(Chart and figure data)
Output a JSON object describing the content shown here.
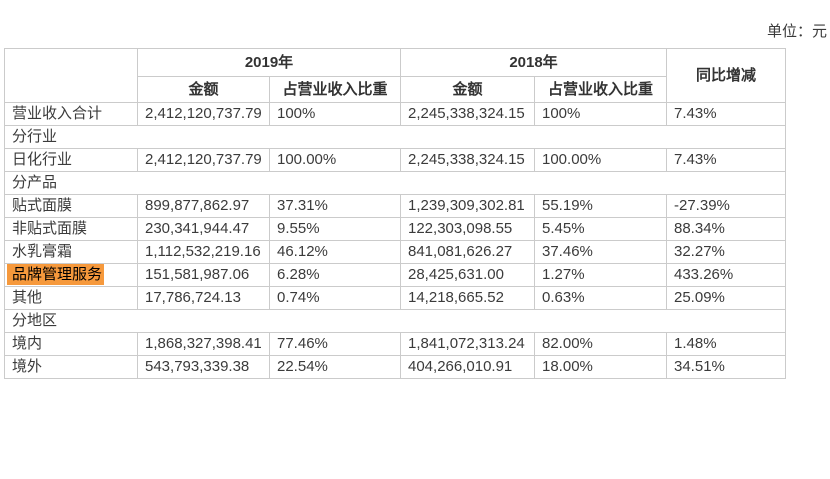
{
  "unit_label": "单位：元",
  "colors": {
    "highlight": "#F6993C",
    "border": "#CBCBCB",
    "text": "#3B3B3B"
  },
  "table": {
    "header": {
      "year_2019": "2019年",
      "year_2018": "2018年",
      "amount": "金额",
      "ratio": "占营业收入比重",
      "yoy": "同比增减"
    },
    "rows": [
      {
        "type": "data",
        "label": "营业收入合计",
        "a2019": "2,412,120,737.79",
        "r2019": "100%",
        "a2018": "2,245,338,324.15",
        "r2018": "100%",
        "yoy": "7.43%"
      },
      {
        "type": "section",
        "label": "分行业"
      },
      {
        "type": "data",
        "label": "日化行业",
        "a2019": "2,412,120,737.79",
        "r2019": "100.00%",
        "a2018": "2,245,338,324.15",
        "r2018": "100.00%",
        "yoy": "7.43%"
      },
      {
        "type": "section",
        "label": "分产品"
      },
      {
        "type": "data",
        "label": "贴式面膜",
        "a2019": "899,877,862.97",
        "r2019": "37.31%",
        "a2018": "1,239,309,302.81",
        "r2018": "55.19%",
        "yoy": "-27.39%"
      },
      {
        "type": "data",
        "label": "非贴式面膜",
        "a2019": "230,341,944.47",
        "r2019": "9.55%",
        "a2018": "122,303,098.55",
        "r2018": "5.45%",
        "yoy": "88.34%"
      },
      {
        "type": "data",
        "label": "水乳膏霜",
        "a2019": "1,112,532,219.16",
        "r2019": "46.12%",
        "a2018": "841,081,626.27",
        "r2018": "37.46%",
        "yoy": "32.27%"
      },
      {
        "type": "data",
        "label": "品牌管理服务",
        "highlighted": true,
        "a2019": "151,581,987.06",
        "r2019": "6.28%",
        "a2018": "28,425,631.00",
        "r2018": "1.27%",
        "yoy": "433.26%"
      },
      {
        "type": "data",
        "label": "其他",
        "a2019": "17,786,724.13",
        "r2019": "0.74%",
        "a2018": "14,218,665.52",
        "r2018": "0.63%",
        "yoy": "25.09%"
      },
      {
        "type": "section",
        "label": "分地区"
      },
      {
        "type": "data",
        "label": "境内",
        "a2019": "1,868,327,398.41",
        "r2019": "77.46%",
        "a2018": "1,841,072,313.24",
        "r2018": "82.00%",
        "yoy": "1.48%"
      },
      {
        "type": "data",
        "label": "境外",
        "a2019": "543,793,339.38",
        "r2019": "22.54%",
        "a2018": "404,266,010.91",
        "r2018": "18.00%",
        "yoy": "34.51%"
      }
    ]
  }
}
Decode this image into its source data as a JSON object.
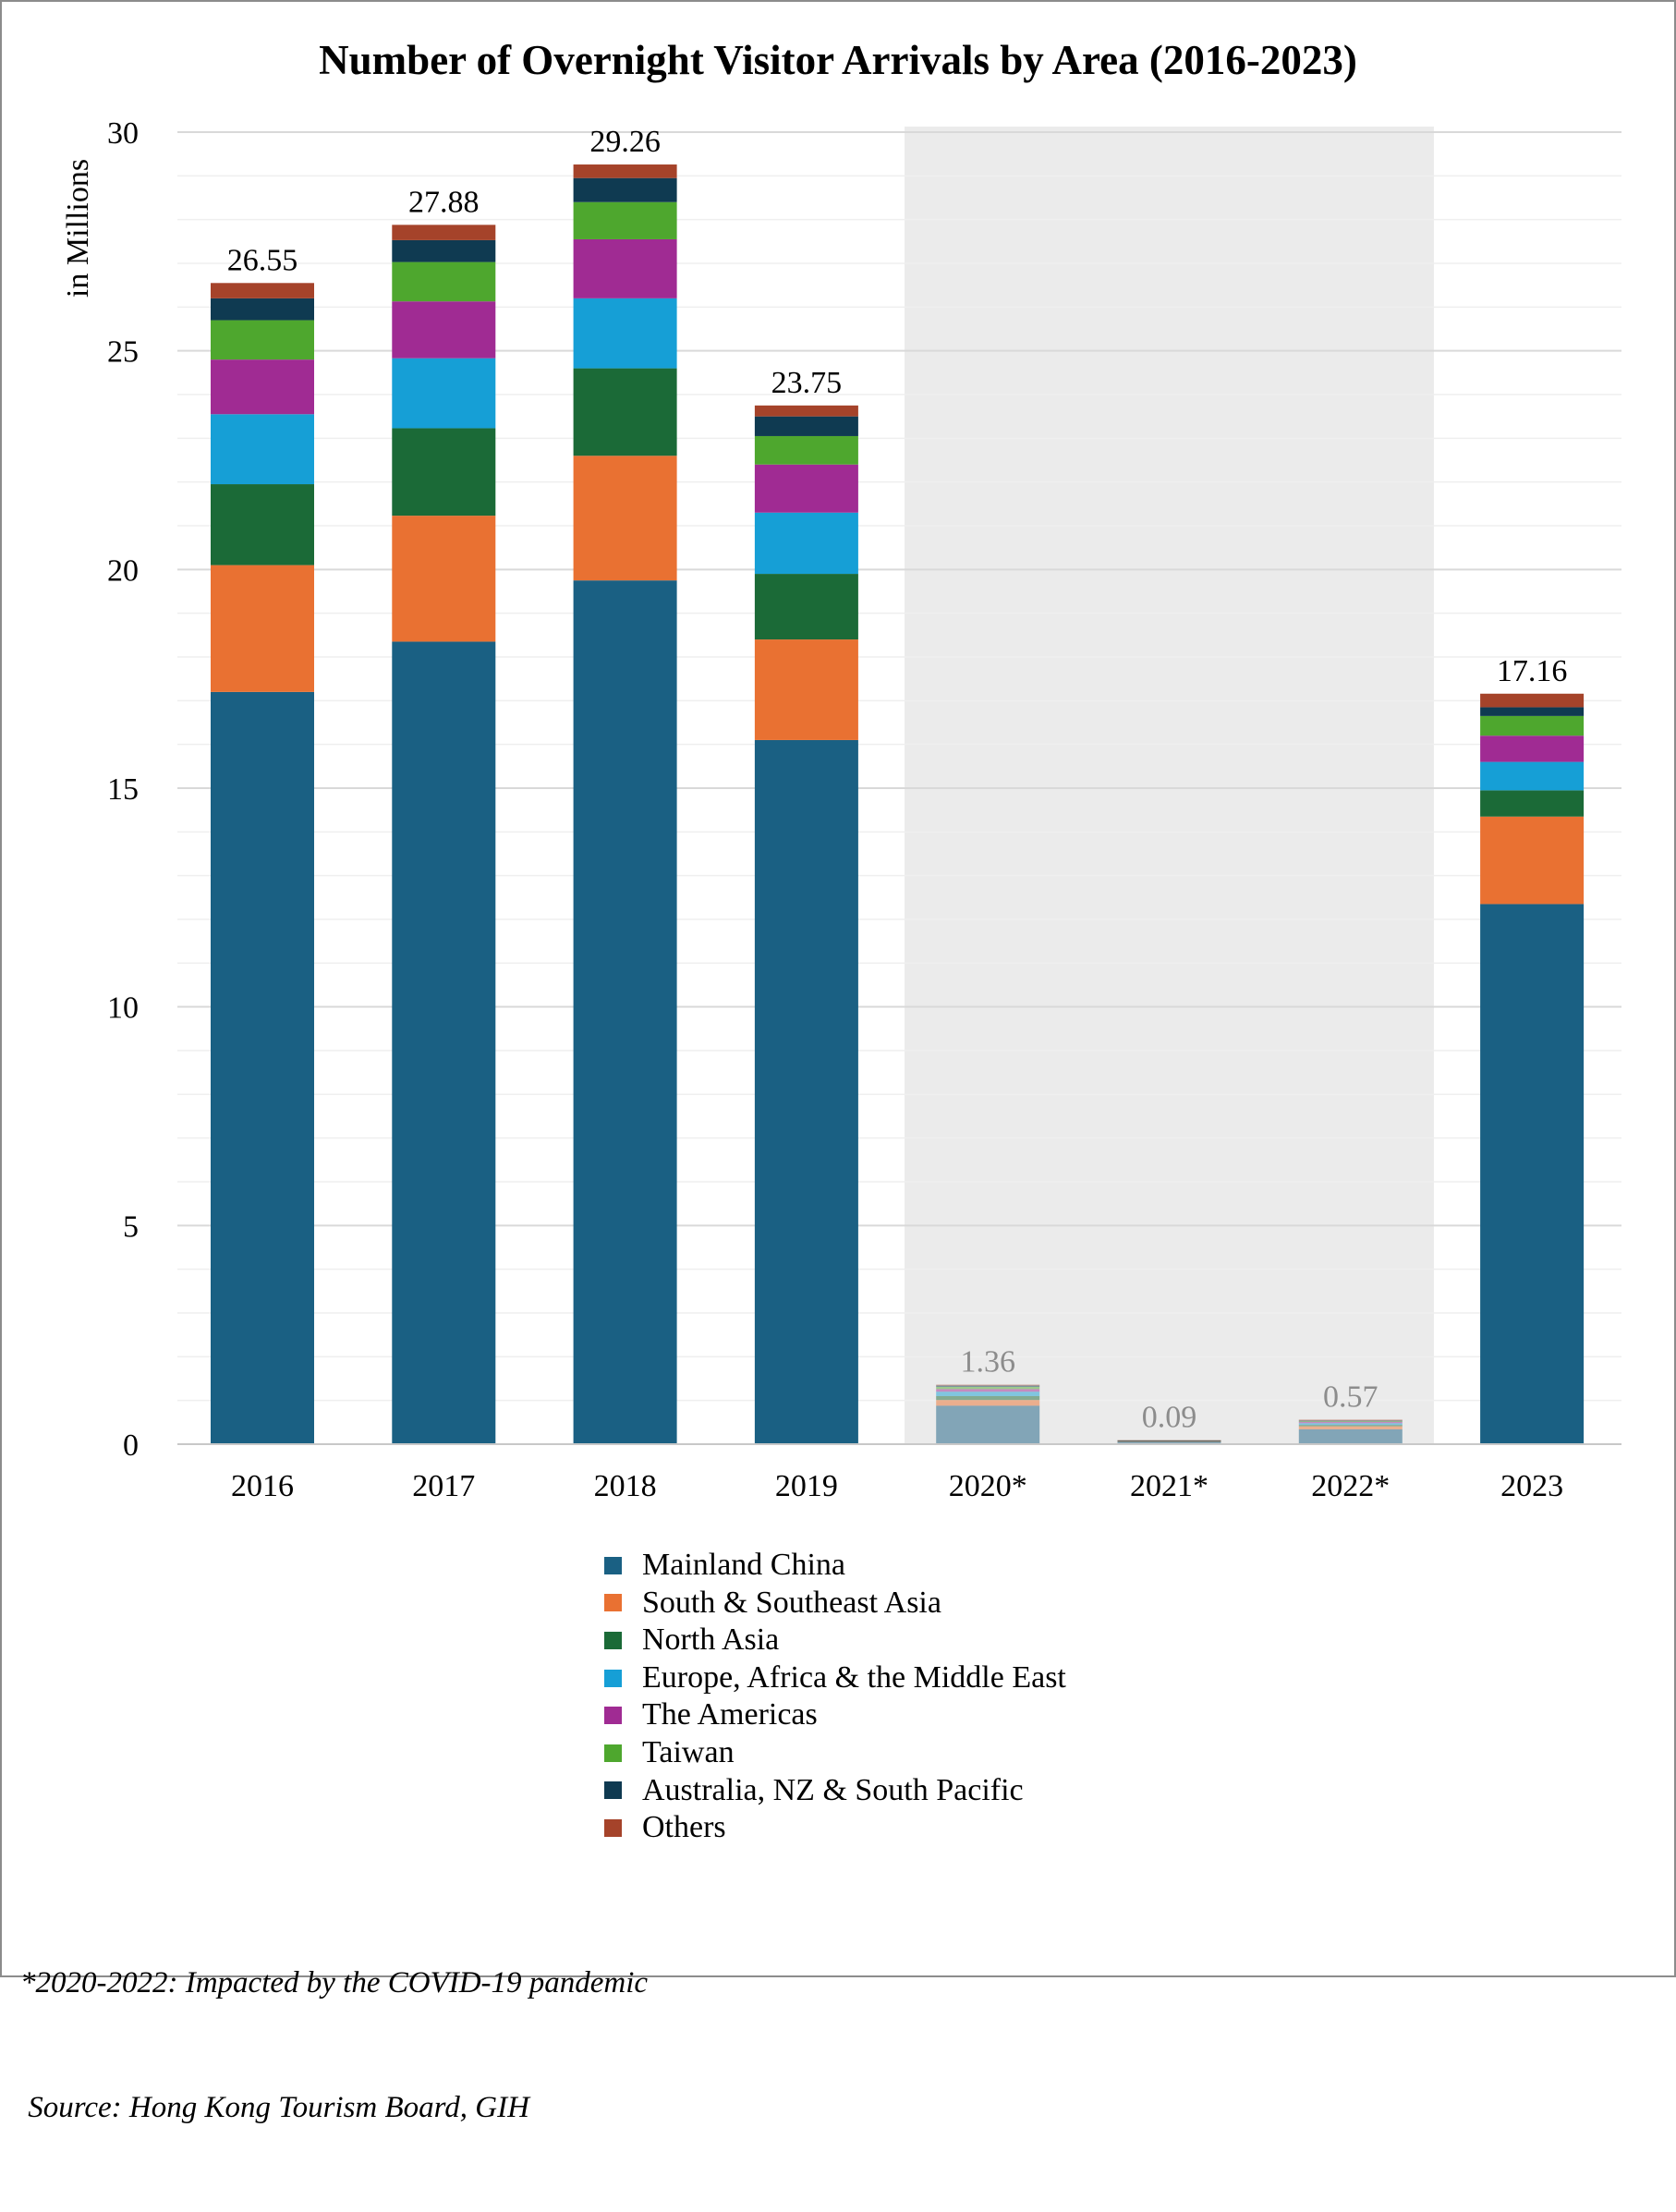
{
  "chart_data": {
    "type": "bar",
    "stacked": true,
    "title": "Number of Overnight Visitor Arrivals by Area (2016-2023)",
    "ylabel": "in Millions",
    "xlabel": "",
    "ylim": [
      0,
      30
    ],
    "yticks": [
      0,
      5,
      10,
      15,
      20,
      25,
      30
    ],
    "grid": true,
    "categories": [
      "2016",
      "2017",
      "2018",
      "2019",
      "2020*",
      "2021*",
      "2022*",
      "2023"
    ],
    "totals": [
      "26.55",
      "27.88",
      "29.26",
      "23.75",
      "1.36",
      "0.09",
      "0.57",
      "17.16"
    ],
    "highlight_band": {
      "categories": [
        "2020*",
        "2021*",
        "2022*"
      ],
      "meaning": "Impacted by the COVID-19 pandemic"
    },
    "series": [
      {
        "name": "Mainland China",
        "color": "#1a6083",
        "values": [
          17.2,
          18.35,
          19.75,
          16.1,
          0.88,
          0.06,
          0.34,
          12.35
        ]
      },
      {
        "name": "South & Southeast Asia",
        "color": "#e97132",
        "values": [
          2.9,
          2.88,
          2.85,
          2.3,
          0.13,
          0.01,
          0.07,
          2.0
        ]
      },
      {
        "name": "North Asia",
        "color": "#1b6a37",
        "values": [
          1.85,
          2.0,
          2.0,
          1.5,
          0.09,
          0.005,
          0.03,
          0.6
        ]
      },
      {
        "name": "Europe, Africa & the Middle East",
        "color": "#169fd6",
        "values": [
          1.6,
          1.6,
          1.6,
          1.4,
          0.1,
          0.005,
          0.04,
          0.65
        ]
      },
      {
        "name": "The Americas",
        "color": "#a02b93",
        "values": [
          1.25,
          1.3,
          1.35,
          1.1,
          0.06,
          0.003,
          0.03,
          0.6
        ]
      },
      {
        "name": "Taiwan",
        "color": "#4ea72e",
        "values": [
          0.9,
          0.9,
          0.85,
          0.65,
          0.05,
          0.003,
          0.02,
          0.45
        ]
      },
      {
        "name": "Australia, NZ & South Pacific",
        "color": "#0f3a51",
        "values": [
          0.5,
          0.5,
          0.55,
          0.45,
          0.03,
          0.002,
          0.01,
          0.2
        ]
      },
      {
        "name": "Others",
        "color": "#a5432a",
        "values": [
          0.35,
          0.35,
          0.31,
          0.25,
          0.02,
          0.002,
          0.02,
          0.31
        ]
      }
    ]
  },
  "footnote": {
    "line1": "*2020-2022: Impacted by the COVID-19 pandemic",
    "line2": " Source: Hong Kong Tourism Board, GIH"
  }
}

**Exercise instructions**
Give the data again exactly as written, with all pictures left out.

**Result below**
Output a JSON object describing the content shown here.
{
  "unit_label": "单位：元",
  "colors": {
    "highlight": "#F6993C",
    "border": "#CBCBCB",
    "text": "#3B3B3B"
  },
  "table": {
    "header": {
      "year_2019": "2019年",
      "year_2018": "2018年",
      "amount": "金额",
      "ratio": "占营业收入比重",
      "yoy": "同比增减"
    },
    "rows": [
      {
        "type": "data",
        "label": "营业收入合计",
        "a2019": "2,412,120,737.79",
        "r2019": "100%",
        "a2018": "2,245,338,324.15",
        "r2018": "100%",
        "yoy": "7.43%"
      },
      {
        "type": "section",
        "label": "分行业"
      },
      {
        "type": "data",
        "label": "日化行业",
        "a2019": "2,412,120,737.79",
        "r2019": "100.00%",
        "a2018": "2,245,338,324.15",
        "r2018": "100.00%",
        "yoy": "7.43%"
      },
      {
        "type": "section",
        "label": "分产品"
      },
      {
        "type": "data",
        "label": "贴式面膜",
        "a2019": "899,877,862.97",
        "r2019": "37.31%",
        "a2018": "1,239,309,302.81",
        "r2018": "55.19%",
        "yoy": "-27.39%"
      },
      {
        "type": "data",
        "label": "非贴式面膜",
        "a2019": "230,341,944.47",
        "r2019": "9.55%",
        "a2018": "122,303,098.55",
        "r2018": "5.45%",
        "yoy": "88.34%"
      },
      {
        "type": "data",
        "label": "水乳膏霜",
        "a2019": "1,112,532,219.16",
        "r2019": "46.12%",
        "a2018": "841,081,626.27",
        "r2018": "37.46%",
        "yoy": "32.27%"
      },
      {
        "type": "data",
        "label": "品牌管理服务",
        "highlighted": true,
        "a2019": "151,581,987.06",
        "r2019": "6.28%",
        "a2018": "28,425,631.00",
        "r2018": "1.27%",
        "yoy": "433.26%"
      },
      {
        "type": "data",
        "label": "其他",
        "a2019": "17,786,724.13",
        "r2019": "0.74%",
        "a2018": "14,218,665.52",
        "r2018": "0.63%",
        "yoy": "25.09%"
      },
      {
        "type": "section",
        "label": "分地区"
      },
      {
        "type": "data",
        "label": "境内",
        "a2019": "1,868,327,398.41",
        "r2019": "77.46%",
        "a2018": "1,841,072,313.24",
        "r2018": "82.00%",
        "yoy": "1.48%"
      },
      {
        "type": "data",
        "label": "境外",
        "a2019": "543,793,339.38",
        "r2019": "22.54%",
        "a2018": "404,266,010.91",
        "r2018": "18.00%",
        "yoy": "34.51%"
      }
    ]
  }
}
Decode this image into its source data as a JSON object.
{
  "chart_data": {
    "type": "bar",
    "stacked": true,
    "title": "Number of Overnight Visitor Arrivals by Area (2016-2023)",
    "ylabel": "in Millions",
    "xlabel": "",
    "ylim": [
      0,
      30
    ],
    "yticks": [
      0,
      5,
      10,
      15,
      20,
      25,
      30
    ],
    "grid": true,
    "categories": [
      "2016",
      "2017",
      "2018",
      "2019",
      "2020*",
      "2021*",
      "2022*",
      "2023"
    ],
    "totals": [
      "26.55",
      "27.88",
      "29.26",
      "23.75",
      "1.36",
      "0.09",
      "0.57",
      "17.16"
    ],
    "highlight_band": {
      "categories": [
        "2020*",
        "2021*",
        "2022*"
      ],
      "meaning": "Impacted by the COVID-19 pandemic"
    },
    "series": [
      {
        "name": "Mainland China",
        "color": "#1a6083",
        "values": [
          17.2,
          18.35,
          19.75,
          16.1,
          0.88,
          0.06,
          0.34,
          12.35
        ]
      },
      {
        "name": "South & Southeast Asia",
        "color": "#e97132",
        "values": [
          2.9,
          2.88,
          2.85,
          2.3,
          0.13,
          0.01,
          0.07,
          2.0
        ]
      },
      {
        "name": "North Asia",
        "color": "#1b6a37",
        "values": [
          1.85,
          2.0,
          2.0,
          1.5,
          0.09,
          0.005,
          0.03,
          0.6
        ]
      },
      {
        "name": "Europe, Africa & the Middle East",
        "color": "#169fd6",
        "values": [
          1.6,
          1.6,
          1.6,
          1.4,
          0.1,
          0.005,
          0.04,
          0.65
        ]
      },
      {
        "name": "The Americas",
        "color": "#a02b93",
        "values": [
          1.25,
          1.3,
          1.35,
          1.1,
          0.06,
          0.003,
          0.03,
          0.6
        ]
      },
      {
        "name": "Taiwan",
        "color": "#4ea72e",
        "values": [
          0.9,
          0.9,
          0.85,
          0.65,
          0.05,
          0.003,
          0.02,
          0.45
        ]
      },
      {
        "name": "Australia, NZ & South Pacific",
        "color": "#0f3a51",
        "values": [
          0.5,
          0.5,
          0.55,
          0.45,
          0.03,
          0.002,
          0.01,
          0.2
        ]
      },
      {
        "name": "Others",
        "color": "#a5432a",
        "values": [
          0.35,
          0.35,
          0.31,
          0.25,
          0.02,
          0.002,
          0.02,
          0.31
        ]
      }
    ]
  },
  "footnote": {
    "line1": "*2020-2022: Impacted by the COVID-19 pandemic",
    "line2": " Source: Hong Kong Tourism Board, GIH"
  }
}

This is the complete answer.